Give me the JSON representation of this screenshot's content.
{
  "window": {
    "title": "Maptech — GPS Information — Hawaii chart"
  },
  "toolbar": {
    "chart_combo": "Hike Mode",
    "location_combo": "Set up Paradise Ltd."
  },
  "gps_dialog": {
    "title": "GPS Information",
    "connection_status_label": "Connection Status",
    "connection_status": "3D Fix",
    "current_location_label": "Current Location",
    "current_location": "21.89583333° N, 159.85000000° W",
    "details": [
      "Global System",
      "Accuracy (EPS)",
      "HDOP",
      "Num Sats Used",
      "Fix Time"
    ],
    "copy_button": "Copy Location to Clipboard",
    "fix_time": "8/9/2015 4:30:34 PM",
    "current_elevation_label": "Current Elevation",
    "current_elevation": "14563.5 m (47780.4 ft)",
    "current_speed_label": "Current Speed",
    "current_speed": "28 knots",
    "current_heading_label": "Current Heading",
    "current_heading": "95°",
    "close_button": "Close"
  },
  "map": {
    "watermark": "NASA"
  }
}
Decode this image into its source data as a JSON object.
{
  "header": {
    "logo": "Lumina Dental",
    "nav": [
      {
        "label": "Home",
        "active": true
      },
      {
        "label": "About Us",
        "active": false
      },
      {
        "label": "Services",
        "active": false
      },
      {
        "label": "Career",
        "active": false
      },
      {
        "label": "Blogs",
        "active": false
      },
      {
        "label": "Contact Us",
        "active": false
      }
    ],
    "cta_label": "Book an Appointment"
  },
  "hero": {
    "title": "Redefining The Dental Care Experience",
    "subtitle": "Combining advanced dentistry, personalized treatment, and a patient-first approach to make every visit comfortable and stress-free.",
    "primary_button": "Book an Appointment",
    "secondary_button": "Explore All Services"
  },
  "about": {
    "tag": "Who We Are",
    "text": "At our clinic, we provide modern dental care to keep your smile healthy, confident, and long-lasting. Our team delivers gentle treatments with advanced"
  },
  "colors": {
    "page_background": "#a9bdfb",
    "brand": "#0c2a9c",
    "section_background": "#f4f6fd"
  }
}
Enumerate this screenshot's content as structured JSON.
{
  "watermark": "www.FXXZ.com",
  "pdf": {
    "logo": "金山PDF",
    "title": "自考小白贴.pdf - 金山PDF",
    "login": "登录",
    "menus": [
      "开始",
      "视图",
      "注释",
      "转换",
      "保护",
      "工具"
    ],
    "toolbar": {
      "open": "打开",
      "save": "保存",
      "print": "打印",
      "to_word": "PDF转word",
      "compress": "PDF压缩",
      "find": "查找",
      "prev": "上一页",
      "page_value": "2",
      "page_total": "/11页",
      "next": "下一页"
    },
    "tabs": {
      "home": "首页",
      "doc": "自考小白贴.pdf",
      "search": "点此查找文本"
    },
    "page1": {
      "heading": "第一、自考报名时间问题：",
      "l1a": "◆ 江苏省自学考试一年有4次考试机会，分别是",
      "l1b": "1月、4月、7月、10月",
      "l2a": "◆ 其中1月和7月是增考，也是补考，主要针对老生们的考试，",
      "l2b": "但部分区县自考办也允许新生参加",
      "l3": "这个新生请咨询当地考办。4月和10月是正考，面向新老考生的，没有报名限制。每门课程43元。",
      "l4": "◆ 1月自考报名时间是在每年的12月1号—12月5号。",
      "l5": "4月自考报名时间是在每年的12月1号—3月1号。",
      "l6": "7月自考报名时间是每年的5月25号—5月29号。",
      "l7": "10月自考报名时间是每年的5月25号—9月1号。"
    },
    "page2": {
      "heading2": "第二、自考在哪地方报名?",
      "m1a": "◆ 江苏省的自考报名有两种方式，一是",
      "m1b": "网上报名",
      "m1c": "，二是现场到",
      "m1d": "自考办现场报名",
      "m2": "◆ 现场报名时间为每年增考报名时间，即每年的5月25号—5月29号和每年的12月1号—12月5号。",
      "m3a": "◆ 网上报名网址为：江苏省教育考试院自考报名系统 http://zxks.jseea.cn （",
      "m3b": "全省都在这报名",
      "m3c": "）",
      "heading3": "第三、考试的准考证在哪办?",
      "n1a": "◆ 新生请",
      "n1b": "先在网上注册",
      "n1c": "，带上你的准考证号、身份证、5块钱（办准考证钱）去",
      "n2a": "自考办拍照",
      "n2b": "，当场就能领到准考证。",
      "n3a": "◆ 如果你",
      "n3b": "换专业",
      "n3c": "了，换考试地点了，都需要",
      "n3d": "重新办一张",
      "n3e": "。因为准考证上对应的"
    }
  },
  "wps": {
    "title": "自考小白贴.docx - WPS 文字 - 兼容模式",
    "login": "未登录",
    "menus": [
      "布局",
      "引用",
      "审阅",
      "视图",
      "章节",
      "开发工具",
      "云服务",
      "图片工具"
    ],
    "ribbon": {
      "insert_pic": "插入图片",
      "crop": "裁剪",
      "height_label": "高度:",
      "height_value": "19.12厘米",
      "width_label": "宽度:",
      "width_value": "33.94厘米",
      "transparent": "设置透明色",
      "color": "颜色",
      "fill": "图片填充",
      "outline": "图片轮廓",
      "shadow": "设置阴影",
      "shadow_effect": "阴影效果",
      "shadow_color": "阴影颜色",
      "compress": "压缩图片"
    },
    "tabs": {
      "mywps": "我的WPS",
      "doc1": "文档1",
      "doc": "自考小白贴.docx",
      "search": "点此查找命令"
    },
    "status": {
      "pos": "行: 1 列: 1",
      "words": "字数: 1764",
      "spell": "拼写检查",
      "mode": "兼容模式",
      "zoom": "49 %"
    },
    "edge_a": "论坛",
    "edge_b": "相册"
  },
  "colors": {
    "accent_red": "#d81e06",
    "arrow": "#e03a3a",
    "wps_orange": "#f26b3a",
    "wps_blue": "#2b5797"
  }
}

*****

Task statement.
Restate the data above word for word, please.

Worked solution.
Give me the JSON representation of this screenshot's content.
{
  "window": {
    "title": "Maptech — GPS Information — Hawaii chart"
  },
  "toolbar": {
    "chart_combo": "Hike Mode",
    "location_combo": "Set up Paradise Ltd."
  },
  "gps_dialog": {
    "title": "GPS Information",
    "connection_status_label": "Connection Status",
    "connection_status": "3D Fix",
    "current_location_label": "Current Location",
    "current_location": "21.89583333° N, 159.85000000° W",
    "details": [
      "Global System",
      "Accuracy (EPS)",
      "HDOP",
      "Num Sats Used",
      "Fix Time"
    ],
    "copy_button": "Copy Location to Clipboard",
    "fix_time": "8/9/2015 4:30:34 PM",
    "current_elevation_label": "Current Elevation",
    "current_elevation": "14563.5 m (47780.4 ft)",
    "current_speed_label": "Current Speed",
    "current_speed": "28 knots",
    "current_heading_label": "Current Heading",
    "current_heading": "95°",
    "close_button": "Close"
  },
  "map": {
    "watermark": "NASA"
  }
}
Decode this image into its source data as a JSON object.
{
  "header": {
    "logo": "Lumina Dental",
    "nav": [
      {
        "label": "Home",
        "active": true
      },
      {
        "label": "About Us",
        "active": false
      },
      {
        "label": "Services",
        "active": false
      },
      {
        "label": "Career",
        "active": false
      },
      {
        "label": "Blogs",
        "active": false
      },
      {
        "label": "Contact Us",
        "active": false
      }
    ],
    "cta_label": "Book an Appointment"
  },
  "hero": {
    "title": "Redefining The Dental Care Experience",
    "subtitle": "Combining advanced dentistry, personalized treatment, and a patient-first approach to make every visit comfortable and stress-free.",
    "primary_button": "Book an Appointment",
    "secondary_button": "Explore All Services"
  },
  "about": {
    "tag": "Who We Are",
    "text": "At our clinic, we provide modern dental care to keep your smile healthy, confident, and long-lasting. Our team delivers gentle treatments with advanced"
  },
  "colors": {
    "page_background": "#a9bdfb",
    "brand": "#0c2a9c",
    "section_background": "#f4f6fd"
  }
}
Enumerate this screenshot's content as structured JSON.
{
  "watermark": "www.FXXZ.com",
  "pdf": {
    "logo": "金山PDF",
    "title": "自考小白贴.pdf - 金山PDF",
    "login": "登录",
    "menus": [
      "开始",
      "视图",
      "注释",
      "转换",
      "保护",
      "工具"
    ],
    "toolbar": {
      "open": "打开",
      "save": "保存",
      "print": "打印",
      "to_word": "PDF转word",
      "compress": "PDF压缩",
      "find": "查找",
      "prev": "上一页",
      "page_value": "2",
      "page_total": "/11页",
      "next": "下一页"
    },
    "tabs": {
      "home": "首页",
      "doc": "自考小白贴.pdf",
      "search": "点此查找文本"
    },
    "page1": {
      "heading": "第一、自考报名时间问题：",
      "l1a": "◆ 江苏省自学考试一年有4次考试机会，分别是",
      "l1b": "1月、4月、7月、10月",
      "l2a": "◆ 其中1月和7月是增考，也是补考，主要针对老生们的考试，",
      "l2b": "但部分区县自考办也允许新生参加",
      "l3": "这个新生请咨询当地考办。4月和10月是正考，面向新老考生的，没有报名限制。每门课程43元。",
      "l4": "◆ 1月自考报名时间是在每年的12月1号—12月5号。",
      "l5": "4月自考报名时间是在每年的12月1号—3月1号。",
      "l6": "7月自考报名时间是每年的5月25号—5月29号。",
      "l7": "10月自考报名时间是每年的5月25号—9月1号。"
    },
    "page2": {
      "heading2": "第二、自考在哪地方报名?",
      "m1a": "◆ 江苏省的自考报名有两种方式，一是",
      "m1b": "网上报名",
      "m1c": "，二是现场到",
      "m1d": "自考办现场报名",
      "m2": "◆ 现场报名时间为每年增考报名时间，即每年的5月25号—5月29号和每年的12月1号—12月5号。",
      "m3a": "◆ 网上报名网址为：江苏省教育考试院自考报名系统 http://zxks.jseea.cn （",
      "m3b": "全省都在这报名",
      "m3c": "）",
      "heading3": "第三、考试的准考证在哪办?",
      "n1a": "◆ 新生请",
      "n1b": "先在网上注册",
      "n1c": "，带上你的准考证号、身份证、5块钱（办准考证钱）去",
      "n2a": "自考办拍照",
      "n2b": "，当场就能领到准考证。",
      "n3a": "◆ 如果你",
      "n3b": "换专业",
      "n3c": "了，换考试地点了，都需要",
      "n3d": "重新办一张",
      "n3e": "。因为准考证上对应的"
    }
  },
  "wps": {
    "title": "自考小白贴.docx - WPS 文字 - 兼容模式",
    "login": "未登录",
    "menus": [
      "布局",
      "引用",
      "审阅",
      "视图",
      "章节",
      "开发工具",
      "云服务",
      "图片工具"
    ],
    "ribbon": {
      "insert_pic": "插入图片",
      "crop": "裁剪",
      "height_label": "高度:",
      "height_value": "19.12厘米",
      "width_label": "宽度:",
      "width_value": "33.94厘米",
      "transparent": "设置透明色",
      "color": "颜色",
      "fill": "图片填充",
      "outline": "图片轮廓",
      "shadow": "设置阴影",
      "shadow_effect": "阴影效果",
      "shadow_color": "阴影颜色",
      "compress": "压缩图片"
    },
    "tabs": {
      "mywps": "我的WPS",
      "doc1": "文档1",
      "doc": "自考小白贴.docx",
      "search": "点此查找命令"
    },
    "status": {
      "pos": "行: 1 列: 1",
      "words": "字数: 1764",
      "spell": "拼写检查",
      "mode": "兼容模式",
      "zoom": "49 %"
    },
    "edge_a": "论坛",
    "edge_b": "相册"
  },
  "colors": {
    "accent_red": "#d81e06",
    "arrow": "#e03a3a",
    "wps_orange": "#f26b3a",
    "wps_blue": "#2b5797"
  }
}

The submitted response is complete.